# [Goal]
Look for the string "need" in every line, and copy each line that has it.

Rows from a dataset
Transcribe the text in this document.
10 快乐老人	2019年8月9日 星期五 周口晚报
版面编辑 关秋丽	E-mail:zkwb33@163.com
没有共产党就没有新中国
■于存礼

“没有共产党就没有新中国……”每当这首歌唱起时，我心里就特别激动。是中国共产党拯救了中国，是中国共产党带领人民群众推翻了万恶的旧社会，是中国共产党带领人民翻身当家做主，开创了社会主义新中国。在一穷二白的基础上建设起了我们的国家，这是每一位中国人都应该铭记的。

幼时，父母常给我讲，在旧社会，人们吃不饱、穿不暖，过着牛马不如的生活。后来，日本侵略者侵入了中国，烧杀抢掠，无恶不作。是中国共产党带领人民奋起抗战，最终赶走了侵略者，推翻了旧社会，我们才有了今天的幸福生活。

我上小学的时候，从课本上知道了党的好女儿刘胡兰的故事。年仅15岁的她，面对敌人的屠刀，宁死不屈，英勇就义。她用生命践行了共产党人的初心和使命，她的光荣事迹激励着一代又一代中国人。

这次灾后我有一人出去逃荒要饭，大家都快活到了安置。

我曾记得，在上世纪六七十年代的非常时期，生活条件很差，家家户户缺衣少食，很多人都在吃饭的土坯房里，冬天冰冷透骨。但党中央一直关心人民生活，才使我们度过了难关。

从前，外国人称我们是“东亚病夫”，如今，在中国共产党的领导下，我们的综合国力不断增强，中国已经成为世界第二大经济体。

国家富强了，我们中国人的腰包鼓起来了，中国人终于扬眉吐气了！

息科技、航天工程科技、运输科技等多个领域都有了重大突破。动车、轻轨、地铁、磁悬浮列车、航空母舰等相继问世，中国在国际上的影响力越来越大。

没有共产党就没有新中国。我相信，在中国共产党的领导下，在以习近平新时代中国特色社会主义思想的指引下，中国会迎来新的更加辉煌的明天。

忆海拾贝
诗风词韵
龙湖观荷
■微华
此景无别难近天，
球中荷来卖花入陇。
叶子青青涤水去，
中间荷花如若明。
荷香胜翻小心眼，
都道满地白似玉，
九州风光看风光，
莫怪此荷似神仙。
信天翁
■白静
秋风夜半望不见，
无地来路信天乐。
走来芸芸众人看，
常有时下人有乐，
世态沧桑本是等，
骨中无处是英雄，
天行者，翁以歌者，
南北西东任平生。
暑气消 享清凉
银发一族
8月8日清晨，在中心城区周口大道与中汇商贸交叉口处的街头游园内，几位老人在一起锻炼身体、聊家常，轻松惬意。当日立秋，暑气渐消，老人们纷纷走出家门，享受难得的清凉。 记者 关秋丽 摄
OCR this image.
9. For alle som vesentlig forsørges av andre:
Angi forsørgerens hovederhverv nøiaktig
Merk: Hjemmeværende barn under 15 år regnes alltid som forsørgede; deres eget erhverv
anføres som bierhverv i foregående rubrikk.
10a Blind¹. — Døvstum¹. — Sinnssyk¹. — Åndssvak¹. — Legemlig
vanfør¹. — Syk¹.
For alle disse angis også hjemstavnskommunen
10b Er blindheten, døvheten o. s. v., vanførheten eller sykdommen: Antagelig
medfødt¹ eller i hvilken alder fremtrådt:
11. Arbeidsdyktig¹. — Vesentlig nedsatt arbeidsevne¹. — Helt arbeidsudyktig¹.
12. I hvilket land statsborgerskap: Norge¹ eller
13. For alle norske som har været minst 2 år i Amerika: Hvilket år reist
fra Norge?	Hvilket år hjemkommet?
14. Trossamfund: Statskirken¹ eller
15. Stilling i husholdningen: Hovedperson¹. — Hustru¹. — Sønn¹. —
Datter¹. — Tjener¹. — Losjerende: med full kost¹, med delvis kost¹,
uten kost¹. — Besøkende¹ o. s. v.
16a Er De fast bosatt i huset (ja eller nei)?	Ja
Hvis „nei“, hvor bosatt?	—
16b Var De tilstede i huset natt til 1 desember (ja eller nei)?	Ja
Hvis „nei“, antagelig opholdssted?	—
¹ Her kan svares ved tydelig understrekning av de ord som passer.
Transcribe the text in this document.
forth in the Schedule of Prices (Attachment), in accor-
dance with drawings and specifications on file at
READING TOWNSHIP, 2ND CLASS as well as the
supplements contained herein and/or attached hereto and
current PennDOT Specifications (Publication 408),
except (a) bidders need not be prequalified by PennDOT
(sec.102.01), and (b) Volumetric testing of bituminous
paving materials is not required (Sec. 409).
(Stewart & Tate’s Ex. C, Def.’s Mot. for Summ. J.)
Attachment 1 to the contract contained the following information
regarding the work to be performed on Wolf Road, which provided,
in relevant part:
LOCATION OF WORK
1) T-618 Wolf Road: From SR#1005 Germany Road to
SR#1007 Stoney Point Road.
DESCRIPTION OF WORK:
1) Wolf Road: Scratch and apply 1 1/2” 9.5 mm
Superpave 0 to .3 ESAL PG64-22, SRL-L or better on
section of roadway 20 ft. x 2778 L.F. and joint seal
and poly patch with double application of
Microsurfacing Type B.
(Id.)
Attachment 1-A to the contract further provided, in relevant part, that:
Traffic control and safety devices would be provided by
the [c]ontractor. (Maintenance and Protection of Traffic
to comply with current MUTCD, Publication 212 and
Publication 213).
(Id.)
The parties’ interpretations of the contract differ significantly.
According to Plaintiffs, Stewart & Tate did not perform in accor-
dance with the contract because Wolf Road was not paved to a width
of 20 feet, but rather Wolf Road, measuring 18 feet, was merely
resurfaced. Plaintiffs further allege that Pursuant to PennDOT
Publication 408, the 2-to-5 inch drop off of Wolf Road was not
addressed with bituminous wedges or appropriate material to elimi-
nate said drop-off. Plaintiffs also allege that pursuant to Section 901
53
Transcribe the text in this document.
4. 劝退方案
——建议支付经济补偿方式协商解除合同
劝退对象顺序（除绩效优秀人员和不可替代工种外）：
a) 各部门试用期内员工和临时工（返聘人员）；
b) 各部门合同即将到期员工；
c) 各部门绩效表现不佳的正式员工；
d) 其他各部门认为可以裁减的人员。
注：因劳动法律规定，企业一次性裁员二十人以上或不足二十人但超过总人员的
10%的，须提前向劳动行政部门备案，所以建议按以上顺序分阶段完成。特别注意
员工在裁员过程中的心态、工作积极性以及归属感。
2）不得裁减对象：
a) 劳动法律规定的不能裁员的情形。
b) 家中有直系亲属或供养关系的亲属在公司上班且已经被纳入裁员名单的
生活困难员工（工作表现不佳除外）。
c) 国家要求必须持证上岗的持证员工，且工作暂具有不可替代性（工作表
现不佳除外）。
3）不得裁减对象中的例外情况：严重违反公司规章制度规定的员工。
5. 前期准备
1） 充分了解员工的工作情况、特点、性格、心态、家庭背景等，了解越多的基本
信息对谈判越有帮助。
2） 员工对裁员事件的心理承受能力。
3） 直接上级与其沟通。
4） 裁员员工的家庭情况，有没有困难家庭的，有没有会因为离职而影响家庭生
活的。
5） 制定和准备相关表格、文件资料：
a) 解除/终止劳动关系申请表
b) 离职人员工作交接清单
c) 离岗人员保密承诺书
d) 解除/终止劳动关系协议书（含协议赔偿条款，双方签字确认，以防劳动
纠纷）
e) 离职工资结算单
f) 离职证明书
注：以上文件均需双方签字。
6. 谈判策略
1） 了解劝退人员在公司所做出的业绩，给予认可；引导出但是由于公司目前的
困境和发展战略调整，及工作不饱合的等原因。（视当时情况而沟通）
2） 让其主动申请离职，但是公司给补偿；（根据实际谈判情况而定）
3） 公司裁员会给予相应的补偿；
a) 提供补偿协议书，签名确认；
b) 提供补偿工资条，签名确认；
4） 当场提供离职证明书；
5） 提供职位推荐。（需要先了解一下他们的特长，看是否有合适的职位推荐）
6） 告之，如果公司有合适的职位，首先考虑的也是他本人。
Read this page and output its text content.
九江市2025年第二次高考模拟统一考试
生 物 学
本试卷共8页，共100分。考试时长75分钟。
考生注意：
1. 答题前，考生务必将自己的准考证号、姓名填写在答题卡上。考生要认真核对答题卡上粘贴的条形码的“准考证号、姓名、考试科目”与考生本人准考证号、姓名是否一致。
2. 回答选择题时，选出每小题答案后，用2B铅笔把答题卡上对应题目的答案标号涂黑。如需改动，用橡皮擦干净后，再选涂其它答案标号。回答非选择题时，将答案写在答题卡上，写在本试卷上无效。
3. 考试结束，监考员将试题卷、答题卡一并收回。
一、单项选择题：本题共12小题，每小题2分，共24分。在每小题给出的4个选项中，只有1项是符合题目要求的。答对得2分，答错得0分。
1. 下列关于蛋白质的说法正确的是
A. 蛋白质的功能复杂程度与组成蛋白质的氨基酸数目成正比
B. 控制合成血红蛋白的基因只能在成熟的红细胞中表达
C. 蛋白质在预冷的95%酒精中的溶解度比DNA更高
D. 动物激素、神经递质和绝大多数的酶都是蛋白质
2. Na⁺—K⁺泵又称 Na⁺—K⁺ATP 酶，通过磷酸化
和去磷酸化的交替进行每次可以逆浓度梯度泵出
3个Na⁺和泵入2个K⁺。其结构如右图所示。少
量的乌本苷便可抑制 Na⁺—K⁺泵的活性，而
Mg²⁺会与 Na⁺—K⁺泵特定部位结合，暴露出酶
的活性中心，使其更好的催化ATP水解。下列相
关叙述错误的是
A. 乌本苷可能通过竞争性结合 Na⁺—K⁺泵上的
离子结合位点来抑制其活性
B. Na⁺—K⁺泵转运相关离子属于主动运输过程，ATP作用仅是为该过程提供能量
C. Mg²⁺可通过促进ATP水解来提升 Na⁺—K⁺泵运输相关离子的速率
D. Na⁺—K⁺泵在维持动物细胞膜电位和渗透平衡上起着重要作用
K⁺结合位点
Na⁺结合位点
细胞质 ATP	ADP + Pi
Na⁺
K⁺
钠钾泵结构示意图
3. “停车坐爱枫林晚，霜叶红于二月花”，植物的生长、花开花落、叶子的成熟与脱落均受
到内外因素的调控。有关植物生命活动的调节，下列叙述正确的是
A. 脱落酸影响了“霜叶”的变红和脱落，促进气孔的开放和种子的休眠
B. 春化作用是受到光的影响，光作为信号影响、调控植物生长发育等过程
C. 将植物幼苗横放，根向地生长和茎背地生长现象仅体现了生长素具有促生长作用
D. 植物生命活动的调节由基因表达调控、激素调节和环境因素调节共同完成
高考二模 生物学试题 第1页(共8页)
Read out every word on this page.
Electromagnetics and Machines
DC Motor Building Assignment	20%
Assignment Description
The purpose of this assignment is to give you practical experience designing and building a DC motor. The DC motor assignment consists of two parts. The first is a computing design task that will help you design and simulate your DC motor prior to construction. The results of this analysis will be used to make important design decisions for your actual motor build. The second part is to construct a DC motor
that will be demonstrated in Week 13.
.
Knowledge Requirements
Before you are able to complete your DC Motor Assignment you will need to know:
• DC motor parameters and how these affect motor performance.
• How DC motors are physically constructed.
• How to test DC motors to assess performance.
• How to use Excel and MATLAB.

# [Reply to the exercise]
except (a) bidders need not be prequalified by PennDOT
Before you are able to complete your DC Motor Assignment you will need to know:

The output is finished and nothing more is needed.